Record list:
..............................

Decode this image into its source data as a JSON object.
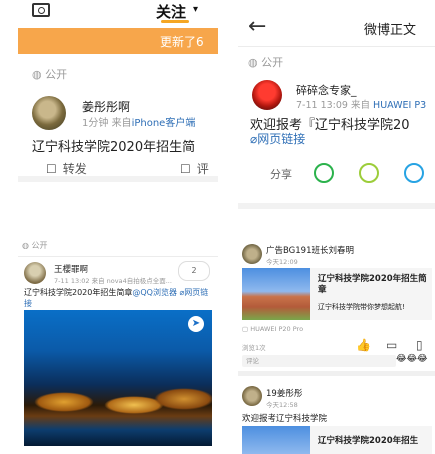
{
  "p1": {
    "follow_tab": "关注",
    "follow_arrow": "▾",
    "update_text": "更新了6",
    "public": "公开",
    "username": "姜彤彤啊",
    "time": "1分钟",
    "source_prefix": "来自",
    "source": "iPhone客户端",
    "content": "辽宁科技学院2020年招生简",
    "repost": "转发",
    "comment": "评"
  },
  "p2": {
    "back": "←",
    "title": "微博正文",
    "public": "公开",
    "username": "碎碎念专家_",
    "time": "7-11 13:09",
    "source_prefix": "来自",
    "source": "HUAWEI P3",
    "content": "欢迎报考『辽宁科技学院20",
    "link": "网页链接",
    "share": "分享"
  },
  "p3": {
    "public": "公开",
    "username": "王櫻罪啊",
    "meta": "7-11 13:02  来自 nova4自拍极点全面...",
    "badge": "2",
    "content_prefix": "辽宁科技学院2020年招生简章",
    "content_link": "@QQ浏览器 ⌀网页链接"
  },
  "p4": {
    "username1": "广告BG191班长刘春明",
    "meta1": "今天12:09",
    "card_title": "辽宁科技学院2020年招生简章",
    "card_sub": "辽宁科技学院带你梦想起航!",
    "device": "HUAWEI P20 Pro",
    "views": "浏览1次",
    "comment_placeholder": "评论",
    "emojis": "😂😂😂",
    "username2": "19姜彤彤",
    "meta2": "今天12:58",
    "content2": "欢迎报考辽宁科技学院",
    "card2_title": "辽宁科技学院2020年招生"
  }
}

..............................

All the lines above are to be given again exactly as they read, with the pictures removed.

Reply:
Decode this image into its source data as a JSON object.
{
  "p1": {
    "follow_tab": "关注",
    "follow_arrow": "▾",
    "update_text": "更新了6",
    "public": "公开",
    "username": "姜彤彤啊",
    "time": "1分钟",
    "source_prefix": "来自",
    "source": "iPhone客户端",
    "content": "辽宁科技学院2020年招生简",
    "repost": "转发",
    "comment": "评"
  },
  "p2": {
    "back": "←",
    "title": "微博正文",
    "public": "公开",
    "username": "碎碎念专家_",
    "time": "7-11 13:09",
    "source_prefix": "来自",
    "source": "HUAWEI P3",
    "content": "欢迎报考『辽宁科技学院20",
    "link": "网页链接",
    "share": "分享"
  },
  "p3": {
    "public": "公开",
    "username": "王櫻罪啊",
    "meta": "7-11 13:02  来自 nova4自拍极点全面...",
    "badge": "2",
    "content_prefix": "辽宁科技学院2020年招生简章",
    "content_link": "@QQ浏览器 ⌀网页链接"
  },
  "p4": {
    "username1": "广告BG191班长刘春明",
    "meta1": "今天12:09",
    "card_title": "辽宁科技学院2020年招生简章",
    "card_sub": "辽宁科技学院带你梦想起航!",
    "device": "HUAWEI P20 Pro",
    "views": "浏览1次",
    "comment_placeholder": "评论",
    "emojis": "😂😂😂",
    "username2": "19姜彤彤",
    "meta2": "今天12:58",
    "content2": "欢迎报考辽宁科技学院",
    "card2_title": "辽宁科技学院2020年招生"
  }
}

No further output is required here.